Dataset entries
begin

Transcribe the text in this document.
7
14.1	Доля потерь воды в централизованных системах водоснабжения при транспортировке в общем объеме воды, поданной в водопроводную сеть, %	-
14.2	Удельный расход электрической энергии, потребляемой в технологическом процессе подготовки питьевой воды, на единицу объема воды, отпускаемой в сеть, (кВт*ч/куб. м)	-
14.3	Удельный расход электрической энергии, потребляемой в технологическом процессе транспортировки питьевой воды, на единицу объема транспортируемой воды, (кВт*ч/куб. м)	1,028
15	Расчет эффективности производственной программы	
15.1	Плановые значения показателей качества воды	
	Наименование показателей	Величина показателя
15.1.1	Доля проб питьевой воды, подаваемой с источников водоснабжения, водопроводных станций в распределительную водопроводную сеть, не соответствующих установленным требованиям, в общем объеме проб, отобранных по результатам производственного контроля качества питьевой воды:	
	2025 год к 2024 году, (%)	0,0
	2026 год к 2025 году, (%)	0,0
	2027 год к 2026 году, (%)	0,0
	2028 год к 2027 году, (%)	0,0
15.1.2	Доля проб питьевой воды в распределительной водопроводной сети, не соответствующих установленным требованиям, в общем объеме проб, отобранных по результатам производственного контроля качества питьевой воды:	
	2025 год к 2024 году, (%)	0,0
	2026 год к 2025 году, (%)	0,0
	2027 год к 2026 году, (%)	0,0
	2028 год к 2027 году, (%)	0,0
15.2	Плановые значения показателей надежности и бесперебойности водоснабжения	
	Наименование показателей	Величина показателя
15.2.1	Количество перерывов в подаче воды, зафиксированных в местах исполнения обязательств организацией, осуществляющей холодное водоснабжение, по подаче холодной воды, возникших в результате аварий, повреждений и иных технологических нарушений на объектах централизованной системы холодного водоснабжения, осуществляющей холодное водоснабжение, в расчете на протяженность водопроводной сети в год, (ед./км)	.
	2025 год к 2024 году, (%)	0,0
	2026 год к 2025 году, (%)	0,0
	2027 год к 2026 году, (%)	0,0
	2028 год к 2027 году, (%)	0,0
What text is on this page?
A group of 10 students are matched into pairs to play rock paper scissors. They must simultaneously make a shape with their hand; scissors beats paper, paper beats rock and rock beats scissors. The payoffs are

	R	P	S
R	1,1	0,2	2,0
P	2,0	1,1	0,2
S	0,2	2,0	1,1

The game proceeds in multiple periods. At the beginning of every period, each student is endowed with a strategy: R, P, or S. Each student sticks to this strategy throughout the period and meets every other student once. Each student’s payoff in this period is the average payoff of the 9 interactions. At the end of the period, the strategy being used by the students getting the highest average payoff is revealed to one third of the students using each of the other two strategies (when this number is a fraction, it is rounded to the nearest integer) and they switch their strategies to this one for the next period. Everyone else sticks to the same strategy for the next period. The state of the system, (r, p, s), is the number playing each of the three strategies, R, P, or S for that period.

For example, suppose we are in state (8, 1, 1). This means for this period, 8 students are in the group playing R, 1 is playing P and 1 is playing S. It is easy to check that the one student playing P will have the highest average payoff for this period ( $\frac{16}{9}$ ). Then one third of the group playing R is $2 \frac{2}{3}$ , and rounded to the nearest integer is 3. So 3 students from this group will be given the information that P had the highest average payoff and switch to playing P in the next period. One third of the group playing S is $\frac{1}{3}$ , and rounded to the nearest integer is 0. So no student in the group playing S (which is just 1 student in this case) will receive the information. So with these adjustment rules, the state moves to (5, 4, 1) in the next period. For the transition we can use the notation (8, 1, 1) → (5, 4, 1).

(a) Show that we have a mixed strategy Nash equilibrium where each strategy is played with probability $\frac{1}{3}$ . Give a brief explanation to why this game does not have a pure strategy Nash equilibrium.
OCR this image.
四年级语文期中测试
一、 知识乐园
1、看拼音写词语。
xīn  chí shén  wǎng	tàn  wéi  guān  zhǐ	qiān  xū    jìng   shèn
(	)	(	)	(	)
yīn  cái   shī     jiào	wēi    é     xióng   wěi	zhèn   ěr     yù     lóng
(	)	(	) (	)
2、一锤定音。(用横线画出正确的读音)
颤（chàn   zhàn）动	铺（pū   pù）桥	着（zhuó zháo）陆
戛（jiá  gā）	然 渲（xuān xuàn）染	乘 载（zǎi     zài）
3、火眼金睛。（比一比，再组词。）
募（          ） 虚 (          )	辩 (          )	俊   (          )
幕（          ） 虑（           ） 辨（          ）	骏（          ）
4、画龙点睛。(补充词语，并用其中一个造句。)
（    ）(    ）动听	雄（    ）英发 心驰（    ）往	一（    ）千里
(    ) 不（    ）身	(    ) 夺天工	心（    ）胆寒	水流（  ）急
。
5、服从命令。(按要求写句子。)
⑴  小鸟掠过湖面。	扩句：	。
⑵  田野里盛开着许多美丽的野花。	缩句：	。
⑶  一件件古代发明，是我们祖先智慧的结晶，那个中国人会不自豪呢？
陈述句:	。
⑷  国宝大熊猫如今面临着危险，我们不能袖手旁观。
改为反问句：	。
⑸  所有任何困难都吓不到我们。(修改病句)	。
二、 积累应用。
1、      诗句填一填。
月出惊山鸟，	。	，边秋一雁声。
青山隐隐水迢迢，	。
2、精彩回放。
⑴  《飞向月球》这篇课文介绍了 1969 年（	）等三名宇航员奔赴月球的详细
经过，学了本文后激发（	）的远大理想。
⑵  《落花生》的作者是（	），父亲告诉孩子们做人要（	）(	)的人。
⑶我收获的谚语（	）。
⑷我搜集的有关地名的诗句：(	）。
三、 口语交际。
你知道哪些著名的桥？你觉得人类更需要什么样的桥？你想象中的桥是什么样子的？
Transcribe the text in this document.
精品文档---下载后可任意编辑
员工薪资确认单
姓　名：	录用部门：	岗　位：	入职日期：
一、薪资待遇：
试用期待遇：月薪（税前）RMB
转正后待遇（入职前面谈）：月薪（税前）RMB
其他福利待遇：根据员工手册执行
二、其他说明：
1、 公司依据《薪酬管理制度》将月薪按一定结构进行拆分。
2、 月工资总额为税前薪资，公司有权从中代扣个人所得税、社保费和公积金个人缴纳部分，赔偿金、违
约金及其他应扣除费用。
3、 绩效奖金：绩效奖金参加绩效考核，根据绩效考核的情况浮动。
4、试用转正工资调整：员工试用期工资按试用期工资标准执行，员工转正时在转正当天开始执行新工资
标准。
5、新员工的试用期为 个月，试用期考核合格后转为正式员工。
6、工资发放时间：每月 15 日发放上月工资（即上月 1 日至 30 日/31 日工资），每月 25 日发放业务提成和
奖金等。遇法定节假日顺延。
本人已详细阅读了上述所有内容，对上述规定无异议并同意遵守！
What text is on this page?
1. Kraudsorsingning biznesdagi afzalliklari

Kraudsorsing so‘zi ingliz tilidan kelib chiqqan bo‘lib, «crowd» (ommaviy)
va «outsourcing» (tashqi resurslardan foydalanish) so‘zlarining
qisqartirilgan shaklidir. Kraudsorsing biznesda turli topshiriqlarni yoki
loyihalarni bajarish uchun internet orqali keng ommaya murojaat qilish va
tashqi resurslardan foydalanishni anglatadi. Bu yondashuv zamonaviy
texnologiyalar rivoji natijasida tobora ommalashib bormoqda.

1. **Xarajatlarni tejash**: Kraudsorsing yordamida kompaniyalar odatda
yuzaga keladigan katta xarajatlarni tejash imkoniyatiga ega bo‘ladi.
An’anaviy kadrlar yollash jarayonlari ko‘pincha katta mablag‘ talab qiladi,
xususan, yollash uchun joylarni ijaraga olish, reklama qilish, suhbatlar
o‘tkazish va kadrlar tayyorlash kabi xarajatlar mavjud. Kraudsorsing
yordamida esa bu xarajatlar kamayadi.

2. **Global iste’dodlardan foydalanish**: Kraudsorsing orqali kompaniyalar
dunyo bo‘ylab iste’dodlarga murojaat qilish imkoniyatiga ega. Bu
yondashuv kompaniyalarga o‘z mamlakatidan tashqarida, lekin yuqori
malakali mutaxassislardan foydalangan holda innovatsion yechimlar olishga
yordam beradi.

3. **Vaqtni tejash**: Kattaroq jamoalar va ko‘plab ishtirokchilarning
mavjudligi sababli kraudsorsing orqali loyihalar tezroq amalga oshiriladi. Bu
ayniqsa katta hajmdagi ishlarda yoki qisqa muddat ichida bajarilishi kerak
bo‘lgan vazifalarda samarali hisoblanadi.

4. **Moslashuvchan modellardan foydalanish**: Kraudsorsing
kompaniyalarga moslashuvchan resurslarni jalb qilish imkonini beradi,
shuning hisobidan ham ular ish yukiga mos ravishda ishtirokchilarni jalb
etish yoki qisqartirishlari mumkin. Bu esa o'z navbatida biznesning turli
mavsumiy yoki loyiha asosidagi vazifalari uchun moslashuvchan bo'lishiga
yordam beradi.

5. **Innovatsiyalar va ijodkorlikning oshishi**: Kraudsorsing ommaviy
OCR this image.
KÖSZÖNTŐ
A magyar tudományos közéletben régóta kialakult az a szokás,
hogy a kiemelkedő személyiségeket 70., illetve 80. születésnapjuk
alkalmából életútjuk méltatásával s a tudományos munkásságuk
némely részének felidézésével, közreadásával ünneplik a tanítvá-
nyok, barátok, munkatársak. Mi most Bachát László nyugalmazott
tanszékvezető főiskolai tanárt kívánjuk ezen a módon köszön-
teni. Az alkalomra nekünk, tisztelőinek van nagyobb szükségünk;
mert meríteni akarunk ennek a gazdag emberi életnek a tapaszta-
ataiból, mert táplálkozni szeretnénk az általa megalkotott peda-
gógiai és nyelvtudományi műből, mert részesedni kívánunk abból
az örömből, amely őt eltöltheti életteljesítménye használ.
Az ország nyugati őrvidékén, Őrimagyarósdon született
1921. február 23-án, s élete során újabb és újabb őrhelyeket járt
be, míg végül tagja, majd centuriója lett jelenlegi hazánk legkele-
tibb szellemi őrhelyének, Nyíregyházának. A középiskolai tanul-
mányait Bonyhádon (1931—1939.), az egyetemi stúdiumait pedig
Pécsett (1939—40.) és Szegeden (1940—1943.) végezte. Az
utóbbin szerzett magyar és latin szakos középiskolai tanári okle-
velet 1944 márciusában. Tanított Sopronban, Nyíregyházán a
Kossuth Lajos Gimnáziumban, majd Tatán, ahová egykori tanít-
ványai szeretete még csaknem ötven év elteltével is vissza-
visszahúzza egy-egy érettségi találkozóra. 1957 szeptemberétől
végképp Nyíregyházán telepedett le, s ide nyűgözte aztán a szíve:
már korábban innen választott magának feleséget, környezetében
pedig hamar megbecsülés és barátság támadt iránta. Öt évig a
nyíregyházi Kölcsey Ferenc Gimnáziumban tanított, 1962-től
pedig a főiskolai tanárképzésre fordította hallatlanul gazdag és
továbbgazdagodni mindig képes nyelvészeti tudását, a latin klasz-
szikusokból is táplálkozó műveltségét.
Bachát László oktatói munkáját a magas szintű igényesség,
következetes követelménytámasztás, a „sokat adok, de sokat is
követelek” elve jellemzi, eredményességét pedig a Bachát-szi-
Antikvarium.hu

end

◆ **What you need to do**:
Show all lines from the listing above in which "Плановые" appears.

◆ **The output**:
15.1	Плановые значения показателей качества воды	
15.2	Плановые значения показателей надежности и бесперебойности водоснабжения	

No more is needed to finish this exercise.